WORK TO DO: In the entries that follow, find the word "title" and report each line it is on.

——

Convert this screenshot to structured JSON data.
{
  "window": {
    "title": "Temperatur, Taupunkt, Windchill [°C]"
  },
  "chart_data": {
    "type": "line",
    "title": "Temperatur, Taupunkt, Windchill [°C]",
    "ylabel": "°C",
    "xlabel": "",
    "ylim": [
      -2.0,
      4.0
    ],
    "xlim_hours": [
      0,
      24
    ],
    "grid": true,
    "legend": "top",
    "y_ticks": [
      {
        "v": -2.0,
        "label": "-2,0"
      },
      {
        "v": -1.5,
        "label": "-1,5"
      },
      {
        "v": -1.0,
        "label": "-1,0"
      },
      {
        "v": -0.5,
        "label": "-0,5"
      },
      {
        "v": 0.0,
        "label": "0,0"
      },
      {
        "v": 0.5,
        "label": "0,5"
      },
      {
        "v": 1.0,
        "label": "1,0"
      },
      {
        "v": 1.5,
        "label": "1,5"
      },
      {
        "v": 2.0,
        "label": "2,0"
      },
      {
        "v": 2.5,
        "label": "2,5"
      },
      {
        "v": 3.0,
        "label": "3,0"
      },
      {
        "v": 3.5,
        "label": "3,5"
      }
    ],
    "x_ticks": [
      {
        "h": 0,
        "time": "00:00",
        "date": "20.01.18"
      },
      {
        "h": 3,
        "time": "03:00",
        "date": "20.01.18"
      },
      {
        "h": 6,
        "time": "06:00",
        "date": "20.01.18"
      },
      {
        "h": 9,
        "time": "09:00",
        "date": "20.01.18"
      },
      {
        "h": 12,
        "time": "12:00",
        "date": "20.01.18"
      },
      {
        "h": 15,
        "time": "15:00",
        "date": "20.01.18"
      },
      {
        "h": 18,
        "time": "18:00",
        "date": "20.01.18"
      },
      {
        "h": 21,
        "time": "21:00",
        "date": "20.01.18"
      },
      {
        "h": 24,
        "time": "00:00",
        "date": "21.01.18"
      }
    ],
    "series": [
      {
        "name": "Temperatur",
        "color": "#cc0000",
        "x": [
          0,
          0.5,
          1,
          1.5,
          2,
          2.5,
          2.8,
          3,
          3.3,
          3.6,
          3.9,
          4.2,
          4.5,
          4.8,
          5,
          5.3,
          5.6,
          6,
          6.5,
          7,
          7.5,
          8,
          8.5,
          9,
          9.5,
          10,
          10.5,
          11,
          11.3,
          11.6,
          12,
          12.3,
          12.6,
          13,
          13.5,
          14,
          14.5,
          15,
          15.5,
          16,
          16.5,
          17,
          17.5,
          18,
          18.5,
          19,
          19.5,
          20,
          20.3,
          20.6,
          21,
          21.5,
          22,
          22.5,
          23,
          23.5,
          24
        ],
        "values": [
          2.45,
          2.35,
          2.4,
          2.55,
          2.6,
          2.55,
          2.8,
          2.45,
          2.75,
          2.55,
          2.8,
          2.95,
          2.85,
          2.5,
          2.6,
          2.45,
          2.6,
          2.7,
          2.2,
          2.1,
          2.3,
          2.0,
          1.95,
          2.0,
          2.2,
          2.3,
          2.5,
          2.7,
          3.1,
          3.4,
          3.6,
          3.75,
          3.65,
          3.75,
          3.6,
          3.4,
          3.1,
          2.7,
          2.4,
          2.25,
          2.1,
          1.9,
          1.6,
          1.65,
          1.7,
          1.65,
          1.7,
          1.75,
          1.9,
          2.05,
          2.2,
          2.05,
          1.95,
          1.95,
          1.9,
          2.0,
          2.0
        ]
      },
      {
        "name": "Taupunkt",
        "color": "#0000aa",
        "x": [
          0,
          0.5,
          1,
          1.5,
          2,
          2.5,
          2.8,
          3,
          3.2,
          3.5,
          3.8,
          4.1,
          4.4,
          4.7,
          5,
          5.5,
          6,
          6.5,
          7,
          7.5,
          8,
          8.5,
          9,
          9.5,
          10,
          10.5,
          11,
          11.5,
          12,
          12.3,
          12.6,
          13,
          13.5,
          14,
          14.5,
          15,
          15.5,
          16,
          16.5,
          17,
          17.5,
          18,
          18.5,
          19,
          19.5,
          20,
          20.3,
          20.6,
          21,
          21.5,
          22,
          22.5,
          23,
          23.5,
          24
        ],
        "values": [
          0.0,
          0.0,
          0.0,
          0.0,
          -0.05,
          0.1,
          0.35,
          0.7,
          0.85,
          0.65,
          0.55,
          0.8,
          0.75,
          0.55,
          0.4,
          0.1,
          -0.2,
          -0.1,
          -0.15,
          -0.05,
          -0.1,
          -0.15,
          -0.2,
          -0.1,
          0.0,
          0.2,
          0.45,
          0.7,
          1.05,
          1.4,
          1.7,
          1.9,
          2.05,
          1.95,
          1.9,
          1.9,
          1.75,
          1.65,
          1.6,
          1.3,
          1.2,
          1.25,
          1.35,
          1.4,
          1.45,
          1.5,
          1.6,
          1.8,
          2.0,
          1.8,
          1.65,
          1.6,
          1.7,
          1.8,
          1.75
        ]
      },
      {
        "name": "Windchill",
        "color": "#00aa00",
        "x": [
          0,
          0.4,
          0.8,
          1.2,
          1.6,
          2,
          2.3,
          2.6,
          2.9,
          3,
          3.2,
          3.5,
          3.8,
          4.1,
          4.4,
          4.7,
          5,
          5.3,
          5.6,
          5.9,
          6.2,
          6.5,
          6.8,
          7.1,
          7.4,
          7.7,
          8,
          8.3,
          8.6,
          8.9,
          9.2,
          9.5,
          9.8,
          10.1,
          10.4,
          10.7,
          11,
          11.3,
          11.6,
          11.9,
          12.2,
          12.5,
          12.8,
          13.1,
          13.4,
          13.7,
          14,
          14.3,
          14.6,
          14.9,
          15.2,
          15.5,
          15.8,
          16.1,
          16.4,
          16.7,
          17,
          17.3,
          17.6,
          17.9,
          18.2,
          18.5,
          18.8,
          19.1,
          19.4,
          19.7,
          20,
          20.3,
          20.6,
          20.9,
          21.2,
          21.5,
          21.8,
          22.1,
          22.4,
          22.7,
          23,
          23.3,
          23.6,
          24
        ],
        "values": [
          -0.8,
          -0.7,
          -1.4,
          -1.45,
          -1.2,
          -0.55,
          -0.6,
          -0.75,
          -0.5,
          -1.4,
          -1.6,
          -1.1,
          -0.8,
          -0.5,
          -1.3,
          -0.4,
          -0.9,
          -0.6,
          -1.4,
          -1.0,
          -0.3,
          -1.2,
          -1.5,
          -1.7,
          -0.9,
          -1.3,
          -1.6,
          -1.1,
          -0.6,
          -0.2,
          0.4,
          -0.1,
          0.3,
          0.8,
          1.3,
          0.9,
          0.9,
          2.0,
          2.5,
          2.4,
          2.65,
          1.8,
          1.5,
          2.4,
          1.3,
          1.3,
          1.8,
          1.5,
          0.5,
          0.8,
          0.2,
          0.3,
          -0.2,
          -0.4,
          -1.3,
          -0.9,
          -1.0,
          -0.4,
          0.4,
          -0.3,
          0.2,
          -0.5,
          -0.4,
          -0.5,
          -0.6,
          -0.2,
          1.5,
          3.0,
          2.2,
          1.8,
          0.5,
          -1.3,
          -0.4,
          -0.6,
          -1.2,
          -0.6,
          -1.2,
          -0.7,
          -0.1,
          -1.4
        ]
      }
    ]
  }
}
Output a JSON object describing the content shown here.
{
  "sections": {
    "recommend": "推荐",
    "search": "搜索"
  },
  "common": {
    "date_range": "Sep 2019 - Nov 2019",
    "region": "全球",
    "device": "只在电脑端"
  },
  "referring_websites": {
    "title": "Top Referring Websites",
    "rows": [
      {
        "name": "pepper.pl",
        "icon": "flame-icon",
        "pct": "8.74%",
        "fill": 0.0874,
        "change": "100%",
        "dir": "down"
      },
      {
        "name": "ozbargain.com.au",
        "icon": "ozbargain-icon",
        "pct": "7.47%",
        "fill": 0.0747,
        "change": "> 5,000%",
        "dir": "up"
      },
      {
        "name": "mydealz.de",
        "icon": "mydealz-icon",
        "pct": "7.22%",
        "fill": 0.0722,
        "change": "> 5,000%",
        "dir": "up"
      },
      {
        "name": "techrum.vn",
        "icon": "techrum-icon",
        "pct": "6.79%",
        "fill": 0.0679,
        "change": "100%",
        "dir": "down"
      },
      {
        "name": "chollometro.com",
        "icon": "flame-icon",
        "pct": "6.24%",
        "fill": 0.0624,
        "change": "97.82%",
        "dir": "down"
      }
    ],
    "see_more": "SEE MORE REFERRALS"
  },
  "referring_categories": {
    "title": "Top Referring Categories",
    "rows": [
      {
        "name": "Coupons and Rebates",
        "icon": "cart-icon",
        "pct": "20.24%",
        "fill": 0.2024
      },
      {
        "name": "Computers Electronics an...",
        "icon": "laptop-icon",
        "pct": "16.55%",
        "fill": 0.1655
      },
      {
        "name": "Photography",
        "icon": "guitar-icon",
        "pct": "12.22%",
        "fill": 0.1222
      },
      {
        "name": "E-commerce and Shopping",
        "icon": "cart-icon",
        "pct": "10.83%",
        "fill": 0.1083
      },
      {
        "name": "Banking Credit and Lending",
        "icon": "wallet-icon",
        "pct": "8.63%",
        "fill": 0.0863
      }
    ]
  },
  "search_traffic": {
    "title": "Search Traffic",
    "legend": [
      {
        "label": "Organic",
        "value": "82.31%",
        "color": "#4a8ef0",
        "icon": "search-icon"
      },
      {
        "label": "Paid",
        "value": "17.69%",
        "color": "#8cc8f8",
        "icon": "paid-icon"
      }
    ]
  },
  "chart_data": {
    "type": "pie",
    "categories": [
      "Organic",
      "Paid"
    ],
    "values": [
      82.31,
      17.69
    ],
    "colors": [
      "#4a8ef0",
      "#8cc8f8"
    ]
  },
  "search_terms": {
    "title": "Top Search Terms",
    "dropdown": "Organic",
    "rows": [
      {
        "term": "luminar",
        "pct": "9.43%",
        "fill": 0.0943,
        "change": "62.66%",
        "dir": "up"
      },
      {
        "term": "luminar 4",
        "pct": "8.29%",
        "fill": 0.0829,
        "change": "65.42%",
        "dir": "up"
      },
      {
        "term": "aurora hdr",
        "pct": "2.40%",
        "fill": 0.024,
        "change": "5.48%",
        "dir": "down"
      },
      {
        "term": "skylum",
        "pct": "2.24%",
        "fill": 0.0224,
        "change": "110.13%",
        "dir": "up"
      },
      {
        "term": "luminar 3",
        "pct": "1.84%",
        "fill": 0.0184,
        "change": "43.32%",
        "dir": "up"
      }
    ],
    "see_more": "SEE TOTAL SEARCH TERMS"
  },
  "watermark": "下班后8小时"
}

——

ANSWER FOR THIS EXERCISE:
    "title": "Temperatur, Taupunkt, Windchill [°C]"
    "title": "Temperatur, Taupunkt, Windchill [°C]",
    "title": "Top Referring Websites",
    "title": "Top Referring Categories",
    "title": "Search Traffic",
    "title": "Top Search Terms",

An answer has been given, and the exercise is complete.